Aim: Every record must be repeated exactly, with no omission.

Items from a dataset:
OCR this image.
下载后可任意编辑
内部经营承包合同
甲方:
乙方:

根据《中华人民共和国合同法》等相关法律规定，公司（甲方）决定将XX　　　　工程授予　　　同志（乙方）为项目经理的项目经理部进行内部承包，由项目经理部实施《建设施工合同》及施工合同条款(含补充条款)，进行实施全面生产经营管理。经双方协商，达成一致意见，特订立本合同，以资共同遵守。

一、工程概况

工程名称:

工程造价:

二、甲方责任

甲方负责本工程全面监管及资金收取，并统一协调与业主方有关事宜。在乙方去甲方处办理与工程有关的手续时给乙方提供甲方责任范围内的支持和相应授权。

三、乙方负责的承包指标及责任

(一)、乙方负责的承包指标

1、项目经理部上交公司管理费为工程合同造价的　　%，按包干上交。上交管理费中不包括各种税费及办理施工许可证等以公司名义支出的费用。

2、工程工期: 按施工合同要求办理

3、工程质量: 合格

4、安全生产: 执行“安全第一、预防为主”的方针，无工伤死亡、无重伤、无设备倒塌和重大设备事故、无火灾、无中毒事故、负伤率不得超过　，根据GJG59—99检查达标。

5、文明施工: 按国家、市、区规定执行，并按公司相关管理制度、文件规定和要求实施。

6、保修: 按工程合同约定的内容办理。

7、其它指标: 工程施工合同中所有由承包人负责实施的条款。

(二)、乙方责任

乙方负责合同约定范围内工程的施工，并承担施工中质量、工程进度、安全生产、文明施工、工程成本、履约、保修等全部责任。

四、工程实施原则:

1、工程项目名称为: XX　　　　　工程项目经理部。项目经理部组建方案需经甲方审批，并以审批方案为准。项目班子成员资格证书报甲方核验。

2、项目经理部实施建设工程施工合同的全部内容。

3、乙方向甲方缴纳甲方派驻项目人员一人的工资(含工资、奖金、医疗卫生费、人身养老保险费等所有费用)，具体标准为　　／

Correct output:
OCR this image.
下载后可任意编辑
内部经营承包合同
甲方:
乙方:

根据《中华人民共和国合同法》等相关法律规定，公司（甲方）决定将XX　　　　工程授予　　　同志（乙方）为项目经理的项目经理部进行内部承包，由项目经理部实施《建设施工合同》及施工合同条款(含补充条款)，进行实施全面生产经营管理。经双方协商，达成一致意见，特订立本合同，以资共同遵守。

一、工程概况

工程名称:

工程造价:

二、甲方责任

甲方负责本工程全面监管及资金收取，并统一协调与业主方有关事宜。在乙方去甲方处办理与工程有关的手续时给乙方提供甲方责任范围内的支持和相应授权。

三、乙方负责的承包指标及责任

(一)、乙方负责的承包指标

1、项目经理部上交公司管理费为工程合同造价的　　%，按包干上交。上交管理费中不包括各种税费及办理施工许可证等以公司名义支出的费用。

2、工程工期: 按施工合同要求办理

3、工程质量: 合格

4、安全生产: 执行“安全第一、预防为主”的方针，无工伤死亡、无重伤、无设备倒塌和重大设备事故、无火灾、无中毒事故、负伤率不得超过　，根据GJG59—99检查达标。

5、文明施工: 按国家、市、区规定执行，并按公司相关管理制度、文件规定和要求实施。

6、保修: 按工程合同约定的内容办理。

7、其它指标: 工程施工合同中所有由承包人负责实施的条款。

(二)、乙方责任

乙方负责合同约定范围内工程的施工，并承担施工中质量、工程进度、安全生产、文明施工、工程成本、履约、保修等全部责任。

四、工程实施原则:

1、工程项目名称为: XX　　　　　工程项目经理部。项目经理部组建方案需经甲方审批，并以审批方案为准。项目班子成员资格证书报甲方核验。

2、项目经理部实施建设工程施工合同的全部内容。

3、乙方向甲方缴纳甲方派驻项目人员一人的工资(含工资、奖金、医疗卫生费、人身养老保险费等所有费用)，具体标准为　　／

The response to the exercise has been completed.